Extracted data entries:
>> begin

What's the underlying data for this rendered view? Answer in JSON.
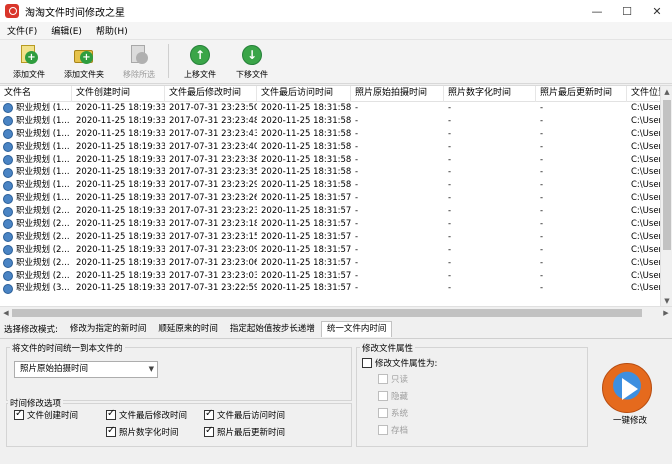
{
  "window": {
    "title": "淘淘文件时间修改之星",
    "min": "—",
    "max": "☐",
    "close": "✕"
  },
  "menu": [
    "文件(F)",
    "编辑(E)",
    "帮助(H)"
  ],
  "toolbar": {
    "add_file": "添加文件",
    "add_folder": "添加文件夹",
    "remove_selected": "移除所选",
    "move_up": "上移文件",
    "move_down": "下移文件"
  },
  "table": {
    "columns": [
      "文件名",
      "文件创建时间",
      "文件最后修改时间",
      "文件最后访问时间",
      "照片原始拍摄时间",
      "照片数字化时间",
      "照片最后更新时间",
      "文件位置"
    ],
    "rows": [
      [
        "职业规划 (1...",
        "2020-11-25 18:19:33",
        "2017-07-31 23:23:50",
        "2020-11-25 18:31:58",
        "-",
        "-",
        "-",
        "C:\\User"
      ],
      [
        "职业规划 (1...",
        "2020-11-25 18:19:33",
        "2017-07-31 23:23:48",
        "2020-11-25 18:31:58",
        "-",
        "-",
        "-",
        "C:\\User"
      ],
      [
        "职业规划 (1...",
        "2020-11-25 18:19:33",
        "2017-07-31 23:23:43",
        "2020-11-25 18:31:58",
        "-",
        "-",
        "-",
        "C:\\User"
      ],
      [
        "职业规划 (1...",
        "2020-11-25 18:19:33",
        "2017-07-31 23:23:40",
        "2020-11-25 18:31:58",
        "-",
        "-",
        "-",
        "C:\\User"
      ],
      [
        "职业规划 (1...",
        "2020-11-25 18:19:33",
        "2017-07-31 23:23:38",
        "2020-11-25 18:31:58",
        "-",
        "-",
        "-",
        "C:\\User"
      ],
      [
        "职业规划 (1...",
        "2020-11-25 18:19:33",
        "2017-07-31 23:23:35",
        "2020-11-25 18:31:58",
        "-",
        "-",
        "-",
        "C:\\User"
      ],
      [
        "职业规划 (1...",
        "2020-11-25 18:19:33",
        "2017-07-31 23:23:29",
        "2020-11-25 18:31:58",
        "-",
        "-",
        "-",
        "C:\\User"
      ],
      [
        "职业规划 (1...",
        "2020-11-25 18:19:33",
        "2017-07-31 23:23:26",
        "2020-11-25 18:31:57",
        "-",
        "-",
        "-",
        "C:\\User"
      ],
      [
        "职业规划 (2...",
        "2020-11-25 18:19:33",
        "2017-07-31 23:23:23",
        "2020-11-25 18:31:57",
        "-",
        "-",
        "-",
        "C:\\User"
      ],
      [
        "职业规划 (2...",
        "2020-11-25 18:19:33",
        "2017-07-31 23:23:18",
        "2020-11-25 18:31:57",
        "-",
        "-",
        "-",
        "C:\\User"
      ],
      [
        "职业规划 (2...",
        "2020-11-25 18:19:33",
        "2017-07-31 23:23:15",
        "2020-11-25 18:31:57",
        "-",
        "-",
        "-",
        "C:\\User"
      ],
      [
        "职业规划 (2...",
        "2020-11-25 18:19:33",
        "2017-07-31 23:23:09",
        "2020-11-25 18:31:57",
        "-",
        "-",
        "-",
        "C:\\User"
      ],
      [
        "职业规划 (2...",
        "2020-11-25 18:19:33",
        "2017-07-31 23:23:06",
        "2020-11-25 18:31:57",
        "-",
        "-",
        "-",
        "C:\\User"
      ],
      [
        "职业规划 (2...",
        "2020-11-25 18:19:33",
        "2017-07-31 23:23:03",
        "2020-11-25 18:31:57",
        "-",
        "-",
        "-",
        "C:\\User"
      ],
      [
        "职业规划 (3...",
        "2020-11-25 18:19:33",
        "2017-07-31 23:22:59",
        "2020-11-25 18:31:57",
        "-",
        "-",
        "-",
        "C:\\User"
      ]
    ]
  },
  "modes": {
    "label": "选择修改模式:",
    "tabs": [
      "修改为指定的新时间",
      "顺延原来的时间",
      "指定起始值按步长递增",
      "统一文件内时间"
    ],
    "active_index": 3
  },
  "unify": {
    "group_title": "将文件的时间统一到本文件的",
    "select_value": "照片原始拍摄时间"
  },
  "time_options": {
    "group_title": "时间修改选项",
    "items": [
      {
        "label": "文件创建时间",
        "checked": true
      },
      {
        "label": "文件最后修改时间",
        "checked": true
      },
      {
        "label": "文件最后访问时间",
        "checked": true
      },
      {
        "label": "照片数字化时间",
        "checked": true
      },
      {
        "label": "照片最后更新时间",
        "checked": true
      }
    ]
  },
  "attributes": {
    "group_title": "修改文件属性",
    "main_checkbox": "修改文件属性为:",
    "main_checked": false,
    "items": [
      "只读",
      "隐藏",
      "系统",
      "存档"
    ]
  },
  "action": {
    "label": "一键修改"
  }
}
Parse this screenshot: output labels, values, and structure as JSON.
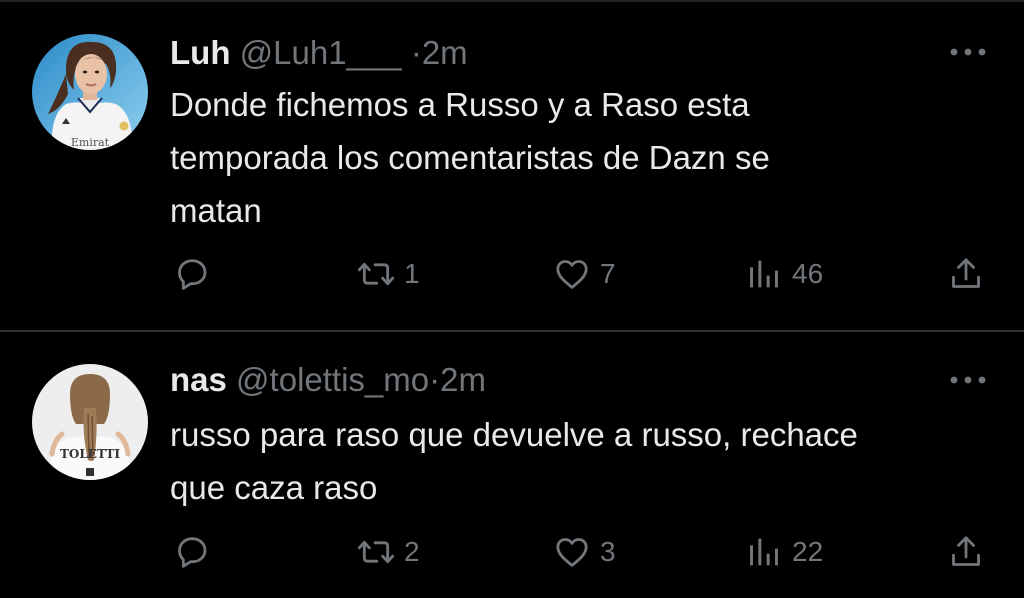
{
  "tweets": [
    {
      "name": "Luh",
      "handle": "@Luh1___",
      "dot": "·",
      "time": "2m",
      "text_lines": [
        "Donde fichemos a Russo y a Raso esta",
        "temporada los comentaristas de Dazn se",
        "matan"
      ],
      "avatar_text": "Emirat",
      "retweets": "1",
      "likes": "7",
      "views": "46"
    },
    {
      "name": "nas",
      "handle": "@tolettis_mo",
      "dot": "·",
      "time": "2m",
      "text_lines": [
        "russo para raso que devuelve a russo, rechace",
        "que caza raso"
      ],
      "avatar_text": "TOLETTI",
      "retweets": "2",
      "likes": "3",
      "views": "22"
    }
  ],
  "icons": {
    "more": "more-horizontal-icon",
    "reply": "reply-icon",
    "retweet": "retweet-icon",
    "like": "heart-icon",
    "views": "analytics-icon",
    "share": "share-icon"
  },
  "colors": {
    "background": "#000000",
    "text": "#e7e9ea",
    "secondary": "#71767b",
    "divider": "#2f3336"
  }
}
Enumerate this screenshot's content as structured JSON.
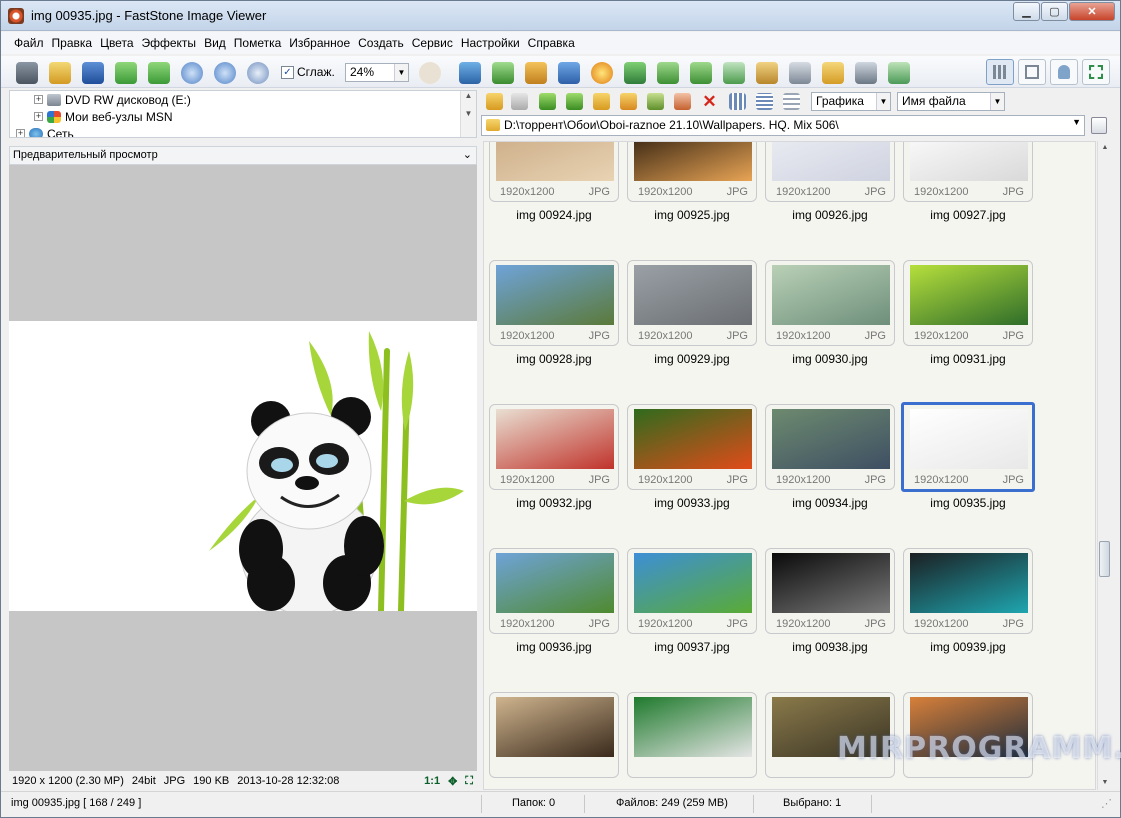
{
  "window": {
    "title": "img 00935.jpg  -  FastStone Image Viewer"
  },
  "menu": [
    "Файл",
    "Правка",
    "Цвета",
    "Эффекты",
    "Вид",
    "Пометка",
    "Избранное",
    "Создать",
    "Сервис",
    "Настройки",
    "Справка"
  ],
  "toolbar": {
    "smooth_label": "Сглаж.",
    "smooth_checked": true,
    "zoom_value": "24%"
  },
  "tree": {
    "items": [
      {
        "label": "DVD RW дисковод (E:)"
      },
      {
        "label": "Мои веб-узлы MSN"
      },
      {
        "label": "Сеть"
      }
    ]
  },
  "preview": {
    "header": "Предварительный просмотр"
  },
  "info": {
    "dims": "1920 x 1200 (2.30 MP)",
    "bits": "24bit",
    "fmt": "JPG",
    "size": "190 KB",
    "date": "2013-10-28 12:32:08",
    "ratio": "1:1"
  },
  "filters": {
    "type": "Графика",
    "sort": "Имя файла"
  },
  "path": "D:\\торрент\\Обои\\Oboi-raznoe 21.10\\Wallpapers. HQ. Mix 506\\",
  "thumbs": [
    {
      "name": "img 00924.jpg",
      "res": "1920x1200",
      "fmt": "JPG",
      "colors": [
        "#c9a882",
        "#e8d3b3"
      ]
    },
    {
      "name": "img 00925.jpg",
      "res": "1920x1200",
      "fmt": "JPG",
      "colors": [
        "#1d1208",
        "#e8a455"
      ]
    },
    {
      "name": "img 00926.jpg",
      "res": "1920x1200",
      "fmt": "JPG",
      "colors": [
        "#eef0f5",
        "#cfd3e0"
      ]
    },
    {
      "name": "img 00927.jpg",
      "res": "1920x1200",
      "fmt": "JPG",
      "colors": [
        "#ffffff",
        "#d9d9d9"
      ]
    },
    {
      "name": "img 00928.jpg",
      "res": "1920x1200",
      "fmt": "JPG",
      "colors": [
        "#6fa3d9",
        "#5b7a3a"
      ]
    },
    {
      "name": "img 00929.jpg",
      "res": "1920x1200",
      "fmt": "JPG",
      "colors": [
        "#9aa0a6",
        "#6b6f73"
      ]
    },
    {
      "name": "img 00930.jpg",
      "res": "1920x1200",
      "fmt": "JPG",
      "colors": [
        "#b9d0b6",
        "#6e8f7b"
      ]
    },
    {
      "name": "img 00931.jpg",
      "res": "1920x1200",
      "fmt": "JPG",
      "colors": [
        "#b6df3c",
        "#2f6d2a"
      ]
    },
    {
      "name": "img 00932.jpg",
      "res": "1920x1200",
      "fmt": "JPG",
      "colors": [
        "#e9dfd2",
        "#c0332b"
      ]
    },
    {
      "name": "img 00933.jpg",
      "res": "1920x1200",
      "fmt": "JPG",
      "colors": [
        "#2f6b1d",
        "#e24b1a"
      ]
    },
    {
      "name": "img 00934.jpg",
      "res": "1920x1200",
      "fmt": "JPG",
      "colors": [
        "#6d8a6f",
        "#3e4f63"
      ]
    },
    {
      "name": "img 00935.jpg",
      "res": "1920x1200",
      "fmt": "JPG",
      "colors": [
        "#ffffff",
        "#e8e8e8"
      ],
      "selected": true
    },
    {
      "name": "img 00936.jpg",
      "res": "1920x1200",
      "fmt": "JPG",
      "colors": [
        "#6fa3d8",
        "#4f8a2f"
      ]
    },
    {
      "name": "img 00937.jpg",
      "res": "1920x1200",
      "fmt": "JPG",
      "colors": [
        "#3d8fd6",
        "#5aab35"
      ]
    },
    {
      "name": "img 00938.jpg",
      "res": "1920x1200",
      "fmt": "JPG",
      "colors": [
        "#0a0a0a",
        "#7a7a7a"
      ]
    },
    {
      "name": "img 00939.jpg",
      "res": "1920x1200",
      "fmt": "JPG",
      "colors": [
        "#1b1f22",
        "#1fa6b0"
      ]
    },
    {
      "name": "",
      "res": "",
      "fmt": "",
      "colors": [
        "#cfb48e",
        "#3a2a1c"
      ]
    },
    {
      "name": "",
      "res": "",
      "fmt": "",
      "colors": [
        "#1f7a2d",
        "#e5e5e5"
      ]
    },
    {
      "name": "",
      "res": "",
      "fmt": "",
      "colors": [
        "#8a7a4a",
        "#3a3425"
      ]
    },
    {
      "name": "",
      "res": "",
      "fmt": "",
      "colors": [
        "#d8803a",
        "#1e2c3a"
      ]
    }
  ],
  "watermark": "MIRPROGRAMM.RU",
  "status": {
    "file": "img 00935.jpg [ 168 / 249 ]",
    "folders": "Папок: 0",
    "files": "Файлов: 249 (259 MB)",
    "selected": "Выбрано: 1"
  }
}
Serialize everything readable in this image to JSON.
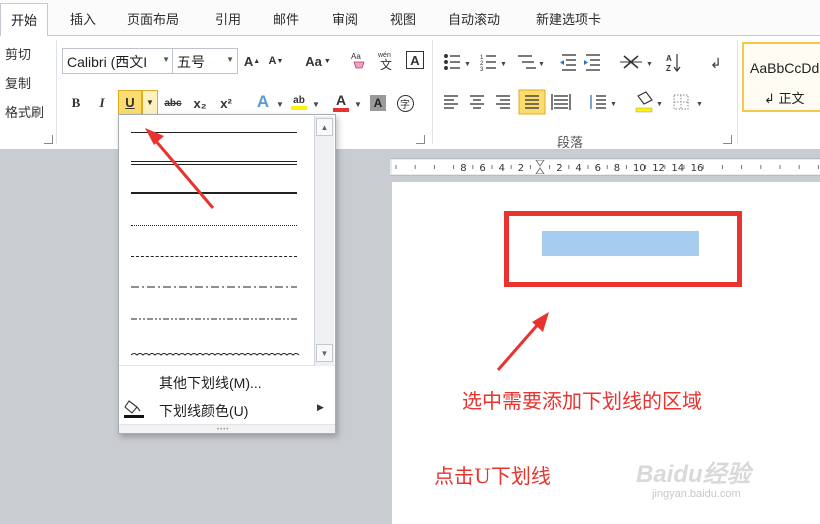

>> end

Where a line above holds the string "screenshot", show that line.

Parse this screenshot: output labels, values, and structure as JSON.
Enumerate this screenshot's content as structured JSON.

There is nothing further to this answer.